▸ **Records for this exercise**
───

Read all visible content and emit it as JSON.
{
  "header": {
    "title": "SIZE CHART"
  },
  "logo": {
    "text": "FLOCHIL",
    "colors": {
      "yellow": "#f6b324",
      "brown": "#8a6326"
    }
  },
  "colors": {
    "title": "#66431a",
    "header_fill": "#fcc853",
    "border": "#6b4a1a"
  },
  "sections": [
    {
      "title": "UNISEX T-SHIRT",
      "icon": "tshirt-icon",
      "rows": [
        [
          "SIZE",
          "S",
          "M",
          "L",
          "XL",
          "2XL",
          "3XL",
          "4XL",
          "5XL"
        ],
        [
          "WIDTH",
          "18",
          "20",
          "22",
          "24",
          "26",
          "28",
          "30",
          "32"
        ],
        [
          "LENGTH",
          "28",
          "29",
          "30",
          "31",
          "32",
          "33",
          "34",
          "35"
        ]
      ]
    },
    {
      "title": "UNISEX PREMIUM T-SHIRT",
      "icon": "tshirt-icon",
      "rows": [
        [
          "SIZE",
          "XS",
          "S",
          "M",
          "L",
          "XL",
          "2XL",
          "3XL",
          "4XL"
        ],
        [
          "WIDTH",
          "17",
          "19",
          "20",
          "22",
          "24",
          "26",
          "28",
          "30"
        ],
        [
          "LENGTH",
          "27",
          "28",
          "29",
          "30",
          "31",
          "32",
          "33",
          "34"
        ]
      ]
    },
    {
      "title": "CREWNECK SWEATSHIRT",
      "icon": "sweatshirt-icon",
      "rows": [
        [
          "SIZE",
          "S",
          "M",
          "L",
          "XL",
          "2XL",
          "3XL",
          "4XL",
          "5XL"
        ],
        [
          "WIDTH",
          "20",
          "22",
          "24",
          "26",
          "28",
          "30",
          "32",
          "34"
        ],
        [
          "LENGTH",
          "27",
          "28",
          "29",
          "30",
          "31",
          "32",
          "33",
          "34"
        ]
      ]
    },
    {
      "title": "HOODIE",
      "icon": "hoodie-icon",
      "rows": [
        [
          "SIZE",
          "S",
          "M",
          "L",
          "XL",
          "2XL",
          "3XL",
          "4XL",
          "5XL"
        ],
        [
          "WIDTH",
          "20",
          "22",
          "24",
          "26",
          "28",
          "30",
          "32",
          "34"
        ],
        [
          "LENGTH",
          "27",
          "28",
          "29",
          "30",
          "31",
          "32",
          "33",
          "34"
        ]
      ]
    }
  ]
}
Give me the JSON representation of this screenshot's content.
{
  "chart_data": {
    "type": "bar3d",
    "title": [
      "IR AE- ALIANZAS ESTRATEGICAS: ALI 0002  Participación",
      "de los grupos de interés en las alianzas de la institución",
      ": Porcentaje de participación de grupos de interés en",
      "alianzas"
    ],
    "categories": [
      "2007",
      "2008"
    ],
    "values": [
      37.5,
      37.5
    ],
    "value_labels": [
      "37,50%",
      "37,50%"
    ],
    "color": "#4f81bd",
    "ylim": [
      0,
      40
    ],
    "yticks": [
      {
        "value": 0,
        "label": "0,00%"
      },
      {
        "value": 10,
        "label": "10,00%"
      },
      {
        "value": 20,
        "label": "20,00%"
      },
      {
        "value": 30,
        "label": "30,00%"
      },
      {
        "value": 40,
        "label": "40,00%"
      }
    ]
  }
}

───

▸ **To be done**
Send back exactly the lines from the line with "Give me the" through the end of the records.

▸ **Written answer**
Give me the JSON representation of this screenshot's content.
{
  "chart_data": {
    "type": "bar3d",
    "title": [
      "IR AE- ALIANZAS ESTRATEGICAS: ALI 0002  Participación",
      "de los grupos de interés en las alianzas de la institución",
      ": Porcentaje de participación de grupos de interés en",
      "alianzas"
    ],
    "categories": [
      "2007",
      "2008"
    ],
    "values": [
      37.5,
      37.5
    ],
    "value_labels": [
      "37,50%",
      "37,50%"
    ],
    "color": "#4f81bd",
    "ylim": [
      0,
      40
    ],
    "yticks": [
      {
        "value": 0,
        "label": "0,00%"
      },
      {
        "value": 10,
        "label": "10,00%"
      },
      {
        "value": 20,
        "label": "20,00%"
      },
      {
        "value": 30,
        "label": "30,00%"
      },
      {
        "value": 40,
        "label": "40,00%"
      }
    ]
  }
}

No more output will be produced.